### Short problem
Output each line of the material exactly as it stands.

### Listing
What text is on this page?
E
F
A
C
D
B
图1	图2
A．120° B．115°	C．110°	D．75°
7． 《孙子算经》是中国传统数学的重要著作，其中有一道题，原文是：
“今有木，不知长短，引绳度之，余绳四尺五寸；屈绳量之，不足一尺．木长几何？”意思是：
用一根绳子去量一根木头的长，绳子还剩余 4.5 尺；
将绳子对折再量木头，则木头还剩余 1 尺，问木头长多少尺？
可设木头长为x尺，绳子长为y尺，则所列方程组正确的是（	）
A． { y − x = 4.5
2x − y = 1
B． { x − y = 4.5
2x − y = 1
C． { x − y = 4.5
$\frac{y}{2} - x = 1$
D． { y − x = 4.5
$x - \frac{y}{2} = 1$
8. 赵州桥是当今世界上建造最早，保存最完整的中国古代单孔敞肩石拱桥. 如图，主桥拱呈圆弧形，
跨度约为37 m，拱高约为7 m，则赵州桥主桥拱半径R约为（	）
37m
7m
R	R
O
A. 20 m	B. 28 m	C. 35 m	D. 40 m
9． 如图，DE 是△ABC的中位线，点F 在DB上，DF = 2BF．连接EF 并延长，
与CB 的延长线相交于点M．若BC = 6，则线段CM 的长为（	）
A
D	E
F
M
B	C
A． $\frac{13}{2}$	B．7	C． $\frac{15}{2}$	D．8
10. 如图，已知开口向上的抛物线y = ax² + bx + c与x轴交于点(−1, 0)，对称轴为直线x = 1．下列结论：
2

### Answer
What text is on this page?
E
F
A
C
D
B
图1	图2
A．120° B．115°	C．110°	D．75°
7． 《孙子算经》是中国传统数学的重要著作，其中有一道题，原文是：
“今有木，不知长短，引绳度之，余绳四尺五寸；屈绳量之，不足一尺．木长几何？”意思是：
用一根绳子去量一根木头的长，绳子还剩余 4.5 尺；
将绳子对折再量木头，则木头还剩余 1 尺，问木头长多少尺？
可设木头长为x尺，绳子长为y尺，则所列方程组正确的是（	）
A． { y − x = 4.5
2x − y = 1
B． { x − y = 4.5
2x − y = 1
C． { x − y = 4.5
$\frac{y}{2} - x = 1$
D． { y − x = 4.5
$x - \frac{y}{2} = 1$
8. 赵州桥是当今世界上建造最早，保存最完整的中国古代单孔敞肩石拱桥. 如图，主桥拱呈圆弧形，
跨度约为37 m，拱高约为7 m，则赵州桥主桥拱半径R约为（	）
37m
7m
R	R
O
A. 20 m	B. 28 m	C. 35 m	D. 40 m
9． 如图，DE 是△ABC的中位线，点F 在DB上，DF = 2BF．连接EF 并延长，
与CB 的延长线相交于点M．若BC = 6，则线段CM 的长为（	）
A
D	E
F
M
B	C
A． $\frac{13}{2}$	B．7	C． $\frac{15}{2}$	D．8
10. 如图，已知开口向上的抛物线y = ax² + bx + c与x轴交于点(−1, 0)，对称轴为直线x = 1．下列结论：
2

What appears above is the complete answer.